WORKING DATA —
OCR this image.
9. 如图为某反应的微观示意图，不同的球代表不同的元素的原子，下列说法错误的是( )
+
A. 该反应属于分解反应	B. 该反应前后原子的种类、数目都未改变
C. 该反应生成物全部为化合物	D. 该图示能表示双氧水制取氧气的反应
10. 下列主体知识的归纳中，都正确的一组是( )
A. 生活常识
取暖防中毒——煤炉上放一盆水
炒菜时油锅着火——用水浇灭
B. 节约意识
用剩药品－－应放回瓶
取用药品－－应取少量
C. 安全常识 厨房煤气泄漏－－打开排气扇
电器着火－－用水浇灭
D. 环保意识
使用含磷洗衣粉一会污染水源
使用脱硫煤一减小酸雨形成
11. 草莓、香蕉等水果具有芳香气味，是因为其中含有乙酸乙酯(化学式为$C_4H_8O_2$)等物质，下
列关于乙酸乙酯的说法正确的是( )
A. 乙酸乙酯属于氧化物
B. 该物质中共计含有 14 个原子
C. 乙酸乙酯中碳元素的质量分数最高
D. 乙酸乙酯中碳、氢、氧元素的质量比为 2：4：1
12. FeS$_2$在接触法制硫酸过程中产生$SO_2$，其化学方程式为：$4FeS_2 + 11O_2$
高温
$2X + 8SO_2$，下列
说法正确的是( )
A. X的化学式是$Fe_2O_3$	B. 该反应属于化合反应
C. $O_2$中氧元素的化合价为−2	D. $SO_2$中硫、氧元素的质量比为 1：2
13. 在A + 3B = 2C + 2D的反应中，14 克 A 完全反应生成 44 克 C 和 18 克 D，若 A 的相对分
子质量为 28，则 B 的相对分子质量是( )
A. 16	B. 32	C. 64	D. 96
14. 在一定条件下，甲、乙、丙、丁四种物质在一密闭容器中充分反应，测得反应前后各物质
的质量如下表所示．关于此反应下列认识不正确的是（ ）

SET PROBLEM — Scan the lines for the string "氧元素的质量比为". Copy out each line that matches.

RESULT FOR THIS EXERCISE —
D. 乙酸乙酯中碳、氢、氧元素的质量比为 2：4：1
C. $O_2$中氧元素的化合价为−2	D. $SO_2$中硫、氧元素的质量比为 1：2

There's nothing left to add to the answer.